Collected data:
------------------------------------------------------------
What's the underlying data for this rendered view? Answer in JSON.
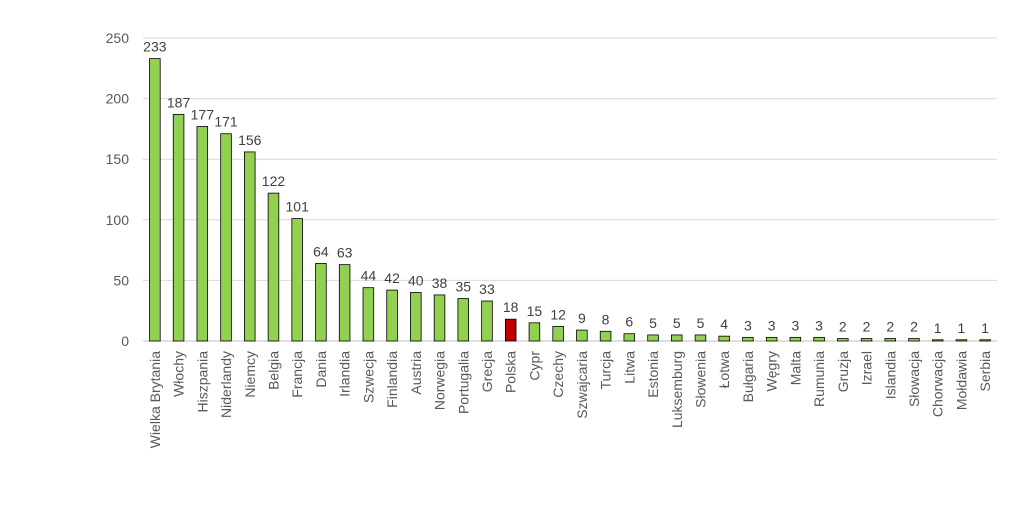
{
  "chart_data": {
    "type": "bar",
    "title": "",
    "xlabel": "",
    "ylabel": "",
    "ylim": [
      0,
      250
    ],
    "yticks": [
      0,
      50,
      100,
      150,
      200,
      250
    ],
    "grid": true,
    "legend": "none",
    "categories": [
      "Wielka Brytania",
      "Włochy",
      "Hiszpania",
      "Niderlandy",
      "Niemcy",
      "Belgia",
      "Francja",
      "Dania",
      "Irlandia",
      "Szwecja",
      "Finlandia",
      "Austria",
      "Norwegia",
      "Portugalia",
      "Grecja",
      "Polska",
      "Cypr",
      "Czechy",
      "Szwajcaria",
      "Turcja",
      "Litwa",
      "Estonia",
      "Luksemburg",
      "Słowenia",
      "Łotwa",
      "Bułgaria",
      "Węgry",
      "Malta",
      "Rumunia",
      "Gruzja",
      "Izrael",
      "Islandia",
      "Słowacja",
      "Chorwacja",
      "Mołdawia",
      "Serbia"
    ],
    "values": [
      233,
      187,
      177,
      171,
      156,
      122,
      101,
      64,
      63,
      44,
      42,
      40,
      38,
      35,
      33,
      18,
      15,
      12,
      9,
      8,
      6,
      5,
      5,
      5,
      4,
      3,
      3,
      3,
      3,
      2,
      2,
      2,
      2,
      1,
      1,
      1
    ],
    "colors": {
      "default": "#92d050",
      "highlight": "#c00000",
      "outline": "#000000"
    },
    "highlight_category": "Polska"
  }
}
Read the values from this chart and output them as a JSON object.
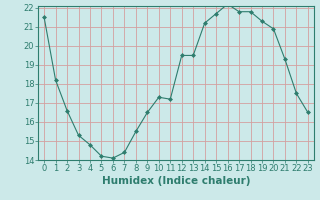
{
  "x": [
    0,
    1,
    2,
    3,
    4,
    5,
    6,
    7,
    8,
    9,
    10,
    11,
    12,
    13,
    14,
    15,
    16,
    17,
    18,
    19,
    20,
    21,
    22,
    23
  ],
  "y": [
    21.5,
    18.2,
    16.6,
    15.3,
    14.8,
    14.2,
    14.1,
    14.4,
    15.5,
    16.5,
    17.3,
    17.2,
    19.5,
    19.5,
    21.2,
    21.7,
    22.2,
    21.8,
    21.8,
    21.3,
    20.9,
    19.3,
    17.5,
    16.5
  ],
  "ylim": [
    14,
    22
  ],
  "xlim": [
    -0.5,
    23.5
  ],
  "yticks": [
    14,
    15,
    16,
    17,
    18,
    19,
    20,
    21,
    22
  ],
  "xticks": [
    0,
    1,
    2,
    3,
    4,
    5,
    6,
    7,
    8,
    9,
    10,
    11,
    12,
    13,
    14,
    15,
    16,
    17,
    18,
    19,
    20,
    21,
    22,
    23
  ],
  "xlabel": "Humidex (Indice chaleur)",
  "line_color": "#2e7d6e",
  "marker": "D",
  "marker_size": 2,
  "bg_color": "#cce9e9",
  "grid_color": "#d4a0a0",
  "tick_label_fontsize": 6,
  "xlabel_fontsize": 7.5
}
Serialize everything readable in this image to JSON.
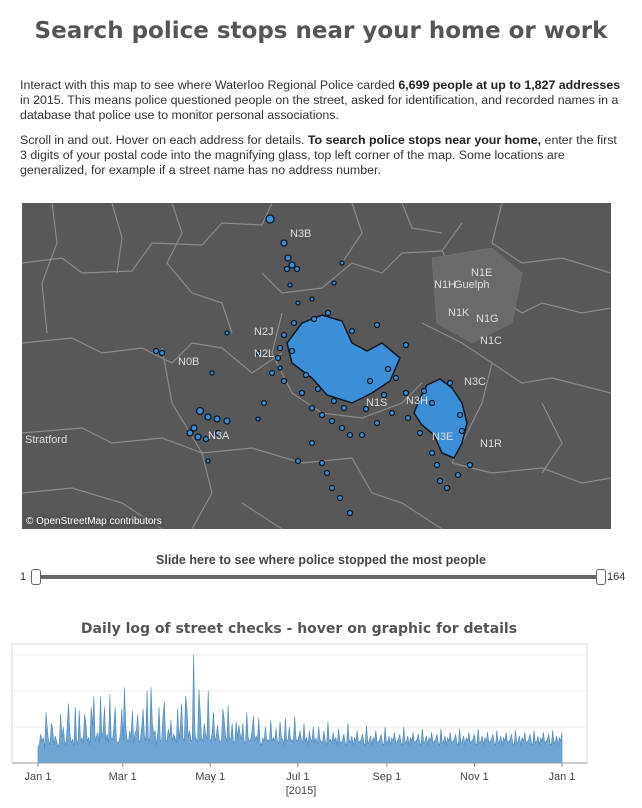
{
  "page": {
    "title": "Search police stops near your home or work",
    "intro_a1": "Interact with this map to see where Waterloo Regional Police carded ",
    "intro_a_bold": "6,699 people at up to 1,827 addresses",
    "intro_a2": " in 2015.  This means police questioned people on the street, asked for identification, and recorded names in a database that police use to monitor personal associations.",
    "intro_b1": "Scroll in and out. Hover on each address for details. ",
    "intro_b_bold": "To search police stops near your home,",
    "intro_b2": " enter the first 3 digits of your postal code into the magnifying glass, top left corner of the map. Some locations are generalized, for example if a street name has no address number."
  },
  "map": {
    "attribution": "© OpenStreetMap contributors",
    "labels": [
      "N3B",
      "N2J",
      "N2L",
      "N0B",
      "N3A",
      "Stratford",
      "N1E",
      "N1H",
      "Guelph",
      "N1K",
      "N1G",
      "N1C",
      "N3C",
      "N3H",
      "N1R",
      "N1S",
      "N3E"
    ],
    "colors": {
      "bg": "#585858",
      "marker": "#3a8fd6",
      "marker_stroke": "#0d1a26",
      "border": "#8e8e8e"
    }
  },
  "slider": {
    "title": "Slide here to see where police stopped the most people",
    "min": "1",
    "max": "164"
  },
  "chart_data": {
    "type": "area",
    "title": "Daily log of street checks - hover on graphic for details",
    "xlabel": "[2015]",
    "x_ticks": [
      "Jan 1",
      "Mar 1",
      "May 1",
      "Jul 1",
      "Sep 1",
      "Nov 1",
      "Jan 1"
    ],
    "x_range": [
      "2015-01-01",
      "2016-01-01"
    ],
    "ylim": [
      0,
      66
    ],
    "y_gridlines": [
      20,
      40,
      60
    ],
    "color": "#6fa6d3",
    "series": [
      {
        "values": [
          9,
          10,
          16,
          12,
          14,
          8,
          28,
          19,
          12,
          10,
          22,
          19,
          10,
          15,
          12,
          9,
          11,
          27,
          14,
          20,
          12,
          10,
          21,
          33,
          16,
          11,
          13,
          9,
          31,
          13,
          10,
          29,
          12,
          14,
          11,
          27,
          22,
          12,
          14,
          10,
          31,
          20,
          37,
          12,
          15,
          17,
          11,
          37,
          14,
          18,
          31,
          12,
          16,
          11,
          38,
          14,
          13,
          19,
          31,
          12,
          11,
          12,
          16,
          30,
          13,
          42,
          20,
          13,
          12,
          18,
          14,
          29,
          11,
          17,
          18,
          27,
          11,
          13,
          20,
          30,
          15,
          12,
          40,
          12,
          14,
          42,
          22,
          16,
          18,
          10,
          16,
          31,
          12,
          13,
          26,
          34,
          13,
          12,
          19,
          14,
          24,
          12,
          16,
          14,
          11,
          30,
          13,
          20,
          33,
          14,
          12,
          37,
          30,
          14,
          18,
          12,
          13,
          60,
          16,
          13,
          12,
          41,
          28,
          14,
          12,
          22,
          16,
          13,
          40,
          14,
          12,
          17,
          28,
          12,
          15,
          21,
          14,
          11,
          13,
          30,
          24,
          15,
          12,
          32,
          13,
          14,
          22,
          11,
          12,
          23,
          14,
          21,
          16,
          13,
          22,
          12,
          11,
          28,
          14,
          12,
          13,
          18,
          26,
          12,
          15,
          13,
          25,
          11,
          10,
          14,
          12,
          20,
          12,
          13,
          11,
          24,
          12,
          14,
          12,
          19,
          12,
          11,
          23,
          14,
          13,
          10,
          25,
          12,
          13,
          20,
          12,
          13,
          11,
          26,
          13,
          12,
          14,
          18,
          13,
          11,
          22,
          12,
          14,
          10,
          18,
          13,
          12,
          20,
          11,
          14,
          10,
          20,
          13,
          12,
          11,
          18,
          12,
          10,
          23,
          12,
          13,
          11,
          17,
          12,
          14,
          10,
          19,
          12,
          11,
          13,
          16,
          11,
          10,
          22,
          12,
          12,
          15,
          10,
          14,
          12,
          18,
          11,
          12,
          13,
          16,
          11,
          10,
          21,
          11,
          12,
          15,
          10,
          14,
          12,
          18,
          11,
          12,
          13,
          16,
          11,
          10,
          20,
          11,
          12,
          15,
          10,
          14,
          12,
          17,
          11,
          12,
          13,
          16,
          11,
          10,
          20,
          11,
          12,
          15,
          10,
          14,
          12,
          17,
          11,
          12,
          13,
          16,
          11,
          10,
          19,
          11,
          12,
          15,
          10,
          14,
          12,
          17,
          11,
          12,
          13,
          16,
          11,
          10,
          19,
          11,
          12,
          15,
          10,
          14,
          12,
          17,
          11,
          12,
          13,
          16,
          11,
          10,
          19,
          11,
          12,
          15,
          10,
          14,
          12,
          17,
          11,
          12,
          13,
          16,
          11,
          10,
          19,
          11,
          12,
          15,
          10,
          14,
          12,
          17,
          11,
          12,
          13,
          16,
          11,
          10,
          18,
          11,
          12,
          15,
          10,
          14,
          12,
          17,
          11,
          12,
          13,
          16,
          11,
          10,
          18,
          11,
          12,
          15,
          10,
          14,
          12,
          17,
          11,
          12,
          13,
          16,
          11,
          10,
          18,
          11,
          12,
          15,
          10,
          14,
          12,
          17,
          11,
          12,
          13,
          16,
          11,
          10,
          18,
          11,
          12,
          15,
          10,
          14,
          12,
          17
        ]
      }
    ]
  }
}
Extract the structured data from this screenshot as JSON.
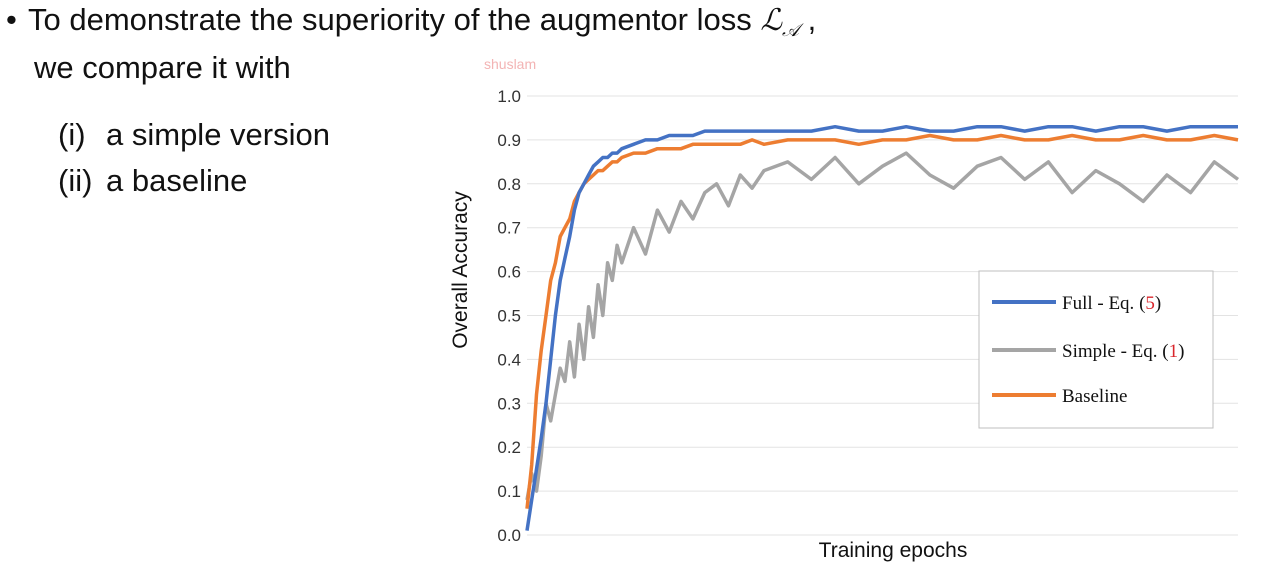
{
  "slide": {
    "bullet_symbol": "•",
    "line1_text": "To demonstrate the superiority of the augmentor loss ",
    "loss_symbol": "ℒ",
    "loss_subscript": "𝒜",
    "line1_tail": " ,",
    "line2_text": "we compare it with",
    "items": [
      {
        "num": "(i)",
        "text": "a simple version"
      },
      {
        "num": "(ii)",
        "text": "a baseline"
      }
    ],
    "watermark": "shuslam"
  },
  "chart_data": {
    "type": "line",
    "xlabel": "Training epochs",
    "ylabel": "Overall Accuracy",
    "ylim": [
      0.0,
      1.0
    ],
    "yticks": [
      "0.0",
      "0.1",
      "0.2",
      "0.3",
      "0.4",
      "0.5",
      "0.6",
      "0.7",
      "0.8",
      "0.9",
      "1.0"
    ],
    "grid": true,
    "legend_position": "right",
    "colors": {
      "full": "#4472c4",
      "simple": "#a5a5a5",
      "baseline": "#ed7d31",
      "ref": "#d9262c"
    },
    "x": [
      0,
      2,
      4,
      6,
      8,
      10,
      12,
      14,
      16,
      18,
      20,
      22,
      24,
      26,
      28,
      30,
      32,
      34,
      36,
      38,
      40,
      45,
      50,
      55,
      60,
      65,
      70,
      75,
      80,
      85,
      90,
      95,
      100,
      110,
      120,
      130,
      140,
      150,
      160,
      170,
      180,
      190,
      200,
      210,
      220,
      230,
      240,
      250,
      260,
      270,
      280,
      290,
      300
    ],
    "series": [
      {
        "name": "Full - Eq. ",
        "ref": "(5)",
        "color": "#4472c4",
        "values": [
          0.01,
          0.08,
          0.15,
          0.22,
          0.3,
          0.4,
          0.5,
          0.58,
          0.63,
          0.68,
          0.74,
          0.78,
          0.8,
          0.82,
          0.84,
          0.85,
          0.86,
          0.86,
          0.87,
          0.87,
          0.88,
          0.89,
          0.9,
          0.9,
          0.91,
          0.91,
          0.91,
          0.92,
          0.92,
          0.92,
          0.92,
          0.92,
          0.92,
          0.92,
          0.92,
          0.93,
          0.92,
          0.92,
          0.93,
          0.92,
          0.92,
          0.93,
          0.93,
          0.92,
          0.93,
          0.93,
          0.92,
          0.93,
          0.93,
          0.92,
          0.93,
          0.93,
          0.93
        ]
      },
      {
        "name": "Simple - Eq. ",
        "ref": "(1)",
        "color": "#a5a5a5",
        "values": [
          0.08,
          0.14,
          0.1,
          0.18,
          0.3,
          0.26,
          0.32,
          0.38,
          0.35,
          0.44,
          0.36,
          0.48,
          0.4,
          0.52,
          0.45,
          0.57,
          0.5,
          0.62,
          0.58,
          0.66,
          0.62,
          0.7,
          0.64,
          0.74,
          0.69,
          0.76,
          0.72,
          0.78,
          0.8,
          0.75,
          0.82,
          0.79,
          0.83,
          0.85,
          0.81,
          0.86,
          0.8,
          0.84,
          0.87,
          0.82,
          0.79,
          0.84,
          0.86,
          0.81,
          0.85,
          0.78,
          0.83,
          0.8,
          0.76,
          0.82,
          0.78,
          0.85,
          0.81
        ]
      },
      {
        "name": "Baseline",
        "ref": "",
        "color": "#ed7d31",
        "values": [
          0.06,
          0.16,
          0.32,
          0.42,
          0.5,
          0.58,
          0.62,
          0.68,
          0.7,
          0.72,
          0.76,
          0.78,
          0.8,
          0.81,
          0.82,
          0.83,
          0.83,
          0.84,
          0.85,
          0.85,
          0.86,
          0.87,
          0.87,
          0.88,
          0.88,
          0.88,
          0.89,
          0.89,
          0.89,
          0.89,
          0.89,
          0.9,
          0.89,
          0.9,
          0.9,
          0.9,
          0.89,
          0.9,
          0.9,
          0.91,
          0.9,
          0.9,
          0.91,
          0.9,
          0.9,
          0.91,
          0.9,
          0.9,
          0.91,
          0.9,
          0.9,
          0.91,
          0.9
        ]
      }
    ]
  }
}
------------------------------------------------------------
What needs to be done: Among the lines of the data, identify those with the word "where". Copy each of them.

Response to the exercise:
    "intro_a1": "Interact with this map to see where Waterloo Regional Police carded ",
    "title": "Slide here to see where police stopped the most people",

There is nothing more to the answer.